● Data excerpts

[start]

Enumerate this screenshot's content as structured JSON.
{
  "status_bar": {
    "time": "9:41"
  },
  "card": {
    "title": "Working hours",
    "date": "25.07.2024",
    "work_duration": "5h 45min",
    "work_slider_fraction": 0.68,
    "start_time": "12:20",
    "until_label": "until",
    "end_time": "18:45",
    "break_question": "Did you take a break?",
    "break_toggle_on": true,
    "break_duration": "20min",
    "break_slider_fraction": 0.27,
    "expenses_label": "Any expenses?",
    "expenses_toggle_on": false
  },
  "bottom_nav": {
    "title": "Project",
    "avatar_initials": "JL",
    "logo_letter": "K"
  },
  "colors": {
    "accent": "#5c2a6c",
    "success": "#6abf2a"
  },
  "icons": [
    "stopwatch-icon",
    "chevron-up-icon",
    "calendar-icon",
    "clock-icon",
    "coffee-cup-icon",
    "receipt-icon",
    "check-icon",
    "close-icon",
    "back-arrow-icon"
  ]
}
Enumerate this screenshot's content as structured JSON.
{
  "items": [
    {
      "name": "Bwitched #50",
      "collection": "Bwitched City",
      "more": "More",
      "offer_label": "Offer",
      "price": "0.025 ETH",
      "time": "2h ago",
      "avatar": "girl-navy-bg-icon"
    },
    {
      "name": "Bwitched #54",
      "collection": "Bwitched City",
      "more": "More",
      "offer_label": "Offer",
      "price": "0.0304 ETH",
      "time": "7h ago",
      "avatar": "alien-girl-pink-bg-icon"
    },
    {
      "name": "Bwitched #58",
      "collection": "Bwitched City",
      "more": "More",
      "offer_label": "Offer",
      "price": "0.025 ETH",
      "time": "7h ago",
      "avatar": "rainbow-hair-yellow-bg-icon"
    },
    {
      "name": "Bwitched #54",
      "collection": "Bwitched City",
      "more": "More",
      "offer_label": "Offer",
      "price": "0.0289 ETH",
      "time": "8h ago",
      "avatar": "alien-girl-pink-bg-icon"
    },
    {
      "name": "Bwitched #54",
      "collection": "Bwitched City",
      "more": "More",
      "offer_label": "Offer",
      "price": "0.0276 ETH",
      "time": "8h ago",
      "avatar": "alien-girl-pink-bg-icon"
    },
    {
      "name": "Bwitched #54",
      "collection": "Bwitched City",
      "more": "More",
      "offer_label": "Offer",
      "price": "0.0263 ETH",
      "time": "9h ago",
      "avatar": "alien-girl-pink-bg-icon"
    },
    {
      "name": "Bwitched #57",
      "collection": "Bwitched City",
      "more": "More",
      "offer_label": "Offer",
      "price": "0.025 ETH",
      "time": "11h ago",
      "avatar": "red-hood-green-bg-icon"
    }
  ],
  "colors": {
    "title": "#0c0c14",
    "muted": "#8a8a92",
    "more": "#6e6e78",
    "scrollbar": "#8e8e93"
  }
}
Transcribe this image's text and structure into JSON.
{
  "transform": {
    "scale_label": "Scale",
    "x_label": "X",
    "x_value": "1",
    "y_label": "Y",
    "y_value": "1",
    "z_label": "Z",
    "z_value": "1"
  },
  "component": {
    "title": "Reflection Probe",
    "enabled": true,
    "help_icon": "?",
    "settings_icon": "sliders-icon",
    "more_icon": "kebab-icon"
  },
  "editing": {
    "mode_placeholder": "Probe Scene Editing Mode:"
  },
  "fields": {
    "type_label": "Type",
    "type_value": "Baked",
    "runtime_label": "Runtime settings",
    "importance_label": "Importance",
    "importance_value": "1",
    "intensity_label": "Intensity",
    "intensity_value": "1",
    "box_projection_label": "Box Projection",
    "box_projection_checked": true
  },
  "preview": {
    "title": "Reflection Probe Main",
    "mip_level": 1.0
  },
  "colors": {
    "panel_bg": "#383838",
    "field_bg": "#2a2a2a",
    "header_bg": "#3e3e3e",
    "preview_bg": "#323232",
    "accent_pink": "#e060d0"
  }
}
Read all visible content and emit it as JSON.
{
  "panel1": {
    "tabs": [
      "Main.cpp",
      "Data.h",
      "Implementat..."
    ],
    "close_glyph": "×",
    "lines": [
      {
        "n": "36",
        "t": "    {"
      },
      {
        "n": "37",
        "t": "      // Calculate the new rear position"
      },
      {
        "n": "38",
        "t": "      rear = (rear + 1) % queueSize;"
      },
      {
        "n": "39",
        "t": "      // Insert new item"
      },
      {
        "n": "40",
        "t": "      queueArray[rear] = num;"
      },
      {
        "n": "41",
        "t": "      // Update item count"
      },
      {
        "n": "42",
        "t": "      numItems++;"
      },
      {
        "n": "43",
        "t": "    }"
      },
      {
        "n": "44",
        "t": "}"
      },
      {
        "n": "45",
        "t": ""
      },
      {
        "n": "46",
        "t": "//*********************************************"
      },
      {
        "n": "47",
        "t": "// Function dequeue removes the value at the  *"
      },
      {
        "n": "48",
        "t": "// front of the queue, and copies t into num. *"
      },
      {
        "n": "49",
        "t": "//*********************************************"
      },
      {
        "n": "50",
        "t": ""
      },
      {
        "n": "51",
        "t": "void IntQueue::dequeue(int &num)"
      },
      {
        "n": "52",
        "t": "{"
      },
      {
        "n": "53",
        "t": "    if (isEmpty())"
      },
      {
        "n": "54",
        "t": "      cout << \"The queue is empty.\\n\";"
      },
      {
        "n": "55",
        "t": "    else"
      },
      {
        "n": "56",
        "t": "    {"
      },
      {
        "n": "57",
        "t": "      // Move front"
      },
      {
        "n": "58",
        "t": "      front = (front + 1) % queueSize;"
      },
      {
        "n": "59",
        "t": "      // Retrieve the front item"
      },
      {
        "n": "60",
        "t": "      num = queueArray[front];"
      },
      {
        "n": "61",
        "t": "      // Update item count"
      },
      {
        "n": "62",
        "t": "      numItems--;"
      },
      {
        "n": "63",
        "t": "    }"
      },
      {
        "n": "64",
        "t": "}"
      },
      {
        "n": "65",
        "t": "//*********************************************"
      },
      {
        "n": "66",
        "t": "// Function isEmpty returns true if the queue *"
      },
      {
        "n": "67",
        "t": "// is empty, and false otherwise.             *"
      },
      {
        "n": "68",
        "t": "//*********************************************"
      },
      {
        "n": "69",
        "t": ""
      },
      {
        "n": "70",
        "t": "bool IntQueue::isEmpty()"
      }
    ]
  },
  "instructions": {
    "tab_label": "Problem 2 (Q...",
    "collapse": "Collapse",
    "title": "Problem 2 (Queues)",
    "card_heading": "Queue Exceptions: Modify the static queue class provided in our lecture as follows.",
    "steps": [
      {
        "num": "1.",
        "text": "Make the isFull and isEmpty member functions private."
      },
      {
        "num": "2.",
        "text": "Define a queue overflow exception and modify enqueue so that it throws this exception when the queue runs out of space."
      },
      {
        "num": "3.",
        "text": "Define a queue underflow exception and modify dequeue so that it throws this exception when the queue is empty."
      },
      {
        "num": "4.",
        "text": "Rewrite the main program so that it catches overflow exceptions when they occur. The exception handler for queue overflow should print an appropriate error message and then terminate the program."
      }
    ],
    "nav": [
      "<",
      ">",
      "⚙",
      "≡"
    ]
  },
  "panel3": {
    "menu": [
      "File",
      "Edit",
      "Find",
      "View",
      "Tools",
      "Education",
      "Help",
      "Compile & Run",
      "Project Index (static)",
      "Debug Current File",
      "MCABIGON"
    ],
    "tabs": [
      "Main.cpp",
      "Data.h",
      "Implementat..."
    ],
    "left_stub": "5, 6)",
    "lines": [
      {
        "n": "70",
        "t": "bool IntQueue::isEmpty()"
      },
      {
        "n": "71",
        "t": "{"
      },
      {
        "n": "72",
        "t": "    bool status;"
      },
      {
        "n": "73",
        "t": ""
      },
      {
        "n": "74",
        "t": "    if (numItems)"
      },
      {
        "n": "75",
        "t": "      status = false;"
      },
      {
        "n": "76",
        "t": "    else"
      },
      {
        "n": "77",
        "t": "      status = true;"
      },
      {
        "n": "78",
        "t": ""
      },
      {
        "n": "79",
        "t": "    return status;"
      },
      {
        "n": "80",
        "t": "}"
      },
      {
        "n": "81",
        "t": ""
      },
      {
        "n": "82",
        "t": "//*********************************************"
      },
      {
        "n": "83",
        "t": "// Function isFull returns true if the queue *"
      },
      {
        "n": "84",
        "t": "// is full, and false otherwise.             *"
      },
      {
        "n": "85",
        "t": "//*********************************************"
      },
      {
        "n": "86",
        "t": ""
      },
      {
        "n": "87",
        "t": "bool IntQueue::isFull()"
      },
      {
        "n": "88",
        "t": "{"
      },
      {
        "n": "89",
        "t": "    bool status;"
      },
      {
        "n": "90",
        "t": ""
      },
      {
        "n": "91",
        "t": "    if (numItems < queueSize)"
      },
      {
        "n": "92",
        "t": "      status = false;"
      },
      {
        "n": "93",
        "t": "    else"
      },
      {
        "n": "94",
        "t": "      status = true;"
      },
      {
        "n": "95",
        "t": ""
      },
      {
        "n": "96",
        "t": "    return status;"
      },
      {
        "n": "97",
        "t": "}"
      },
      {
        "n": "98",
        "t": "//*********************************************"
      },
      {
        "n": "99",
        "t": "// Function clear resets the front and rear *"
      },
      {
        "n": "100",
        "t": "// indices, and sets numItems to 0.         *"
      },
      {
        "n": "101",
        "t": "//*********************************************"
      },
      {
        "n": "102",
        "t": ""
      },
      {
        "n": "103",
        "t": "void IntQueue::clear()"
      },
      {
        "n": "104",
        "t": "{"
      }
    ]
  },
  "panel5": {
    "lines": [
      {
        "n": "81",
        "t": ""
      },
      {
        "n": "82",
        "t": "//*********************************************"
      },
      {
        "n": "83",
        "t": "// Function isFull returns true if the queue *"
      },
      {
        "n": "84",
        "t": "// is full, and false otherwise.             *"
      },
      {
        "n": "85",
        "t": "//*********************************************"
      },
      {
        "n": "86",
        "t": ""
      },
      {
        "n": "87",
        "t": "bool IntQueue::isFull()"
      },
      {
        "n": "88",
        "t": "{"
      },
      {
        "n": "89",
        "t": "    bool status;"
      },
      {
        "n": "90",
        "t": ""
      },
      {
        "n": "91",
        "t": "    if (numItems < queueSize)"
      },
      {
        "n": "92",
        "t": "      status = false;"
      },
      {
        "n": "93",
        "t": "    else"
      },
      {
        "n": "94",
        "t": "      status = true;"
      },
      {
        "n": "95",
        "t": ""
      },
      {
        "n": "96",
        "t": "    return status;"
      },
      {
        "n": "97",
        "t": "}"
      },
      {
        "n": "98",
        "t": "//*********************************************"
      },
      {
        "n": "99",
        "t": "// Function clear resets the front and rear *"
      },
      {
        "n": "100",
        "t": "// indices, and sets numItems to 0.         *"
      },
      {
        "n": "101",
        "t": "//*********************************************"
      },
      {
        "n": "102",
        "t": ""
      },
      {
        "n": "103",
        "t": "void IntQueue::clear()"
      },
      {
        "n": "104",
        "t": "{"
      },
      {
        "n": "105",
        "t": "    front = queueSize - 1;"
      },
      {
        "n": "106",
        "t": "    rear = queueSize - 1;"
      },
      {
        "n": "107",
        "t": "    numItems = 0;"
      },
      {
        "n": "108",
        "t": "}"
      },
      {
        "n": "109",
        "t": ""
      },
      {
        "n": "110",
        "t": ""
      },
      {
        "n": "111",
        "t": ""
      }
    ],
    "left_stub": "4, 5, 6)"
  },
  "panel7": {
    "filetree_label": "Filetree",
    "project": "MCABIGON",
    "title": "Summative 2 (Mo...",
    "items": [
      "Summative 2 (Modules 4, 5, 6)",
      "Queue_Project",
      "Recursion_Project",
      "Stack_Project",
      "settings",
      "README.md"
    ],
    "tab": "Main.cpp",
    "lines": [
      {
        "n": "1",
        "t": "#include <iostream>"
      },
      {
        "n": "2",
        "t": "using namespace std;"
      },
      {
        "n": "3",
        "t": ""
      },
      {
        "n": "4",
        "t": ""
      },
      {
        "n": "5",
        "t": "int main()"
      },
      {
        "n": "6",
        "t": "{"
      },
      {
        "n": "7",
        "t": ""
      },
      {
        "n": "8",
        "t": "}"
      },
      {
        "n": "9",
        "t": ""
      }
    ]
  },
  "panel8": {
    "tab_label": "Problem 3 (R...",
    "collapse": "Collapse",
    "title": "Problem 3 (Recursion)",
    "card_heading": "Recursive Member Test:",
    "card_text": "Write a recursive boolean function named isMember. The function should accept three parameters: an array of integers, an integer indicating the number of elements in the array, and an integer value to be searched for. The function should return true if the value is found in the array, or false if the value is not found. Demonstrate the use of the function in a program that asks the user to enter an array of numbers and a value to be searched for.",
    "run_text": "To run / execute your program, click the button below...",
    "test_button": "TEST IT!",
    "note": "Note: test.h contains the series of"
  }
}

[end]

● GOAL
Determine how many lines of the listing above include the word "Problem", and report that number only.

● TASK SOLUTION
4